| PROBLEM STATEMENT |
Wherever a line below holds the word "办公用品", copy that line.

| DATASET RECORDS |
********************

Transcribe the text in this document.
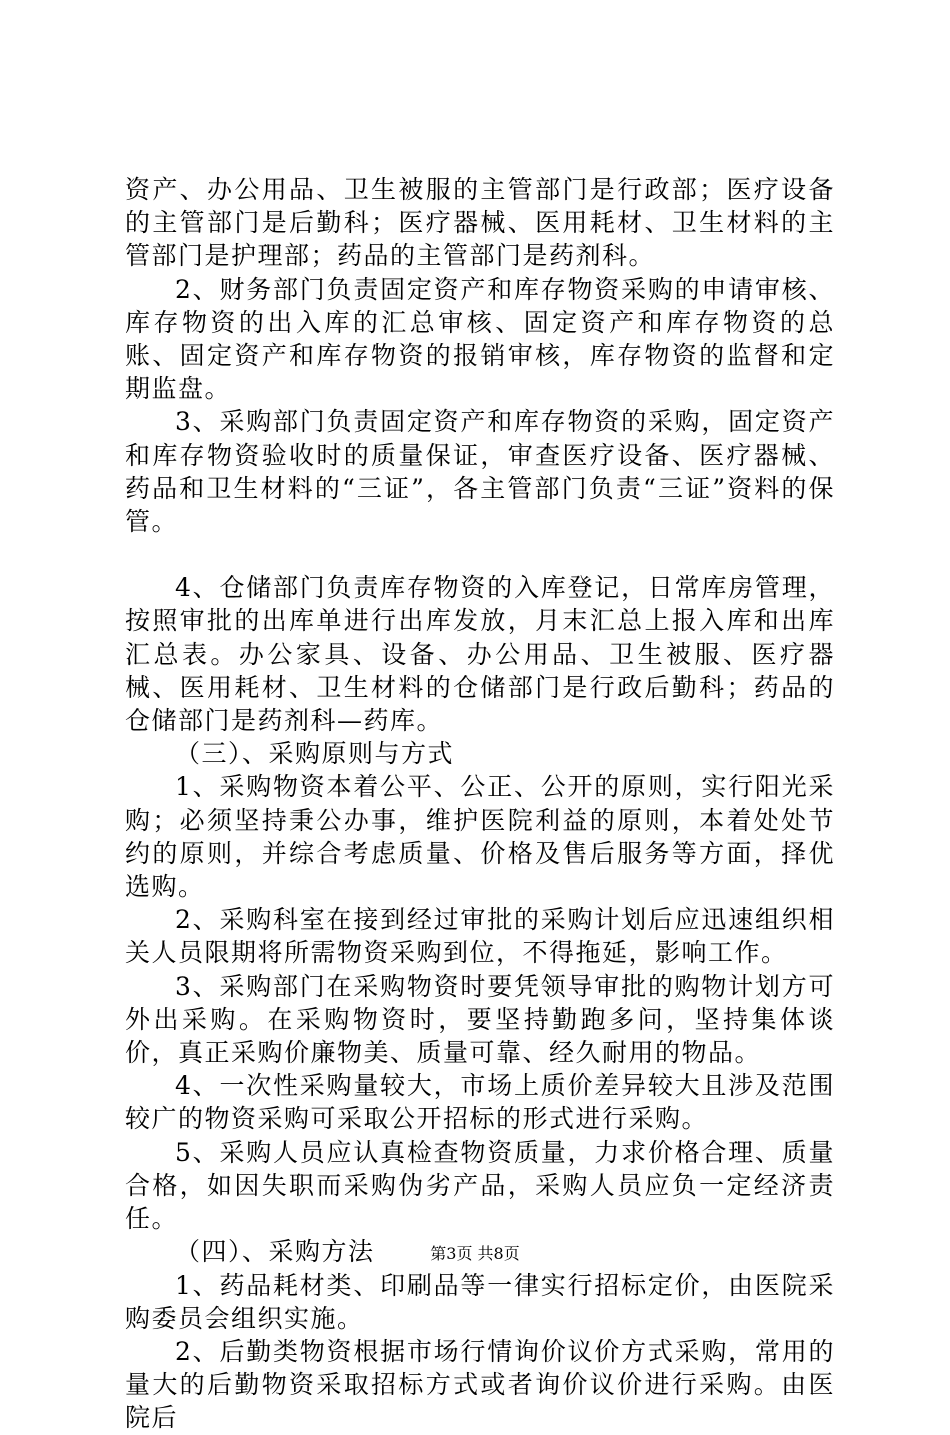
资产、办公用品、卫生被服的主管部门是行政部；医疗设备的主管部门是后勤科；医疗器械、医用耗材、卫生材料的主管部门是护理部；药品的主管部门是药剂科。

2、财务部门负责固定资产和库存物资采购的申请审核、库存物资的出入库的汇总审核、固定资产和库存物资的总账、固定资产和库存物资的报销审核，库存物资的监督和定期监盘。

3、采购部门负责固定资产和库存物资的采购，固定资产和库存物资验收时的质量保证，审查医疗设备、医疗器械、药品和卫生材料的“三证”，各主管部门负责“三证”资料的保管。

4、仓储部门负责库存物资的入库登记，日常库房管理，按照审批的出库单进行出库发放，月末汇总上报入库和出库汇总表。办公家具、设备、办公用品、卫生被服、医疗器械、医用耗材、卫生材料的仓储部门是行政后勤科；药品的仓储部门是药剂科—药库。

（三）、采购原则与方式

1、采购物资本着公平、公正、公开的原则，实行阳光采购；必须坚持秉公办事，维护医院利益的原则，本着处处节约的原则，并综合考虑质量、价格及售后服务等方面，择优选购。

2、采购科室在接到经过审批的采购计划后应迅速组织相关人员限期将所需物资采购到位，不得拖延，影响工作。

3、采购部门在采购物资时要凭领导审批的购物计划方可外出采购。在采购物资时，要坚持勤跑多问，坚持集体谈价，真正采购价廉物美、质量可靠、经久耐用的物品。

4、一次性采购量较大，市场上质价差异较大且涉及范围较广的物资采购可采取公开招标的形式进行采购。

5、采购人员应认真检查物资质量，力求价格合理、质量合格，如因失职而采购伪劣产品，采购人员应负一定经济责任。

（四）、采购方法

1、药品耗材类、印刷品等一律实行招标定价，由医院采购委员会组织实施。

2、后勤类物资根据市场行情询价议价方式采购，常用的量大的后勤物资采取招标方式或者询价议价进行采购。由医院后

第3页 共8页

********************

| RESULT BELOW |
资产、办公用品、卫生被服的主管部门是行政部；医疗设备的主管部门是后勤科；医疗器械、医用耗材、卫生材料的主管部门是护理部；药品的主管部门是药剂科。
4、仓储部门负责库存物资的入库登记，日常库房管理，按照审批的出库单进行出库发放，月末汇总上报入库和出库汇总表。办公家具、设备、办公用品、卫生被服、医疗器械、医用耗材、卫生材料的仓储部门是行政后勤科；药品的仓储部门是药剂科—药库。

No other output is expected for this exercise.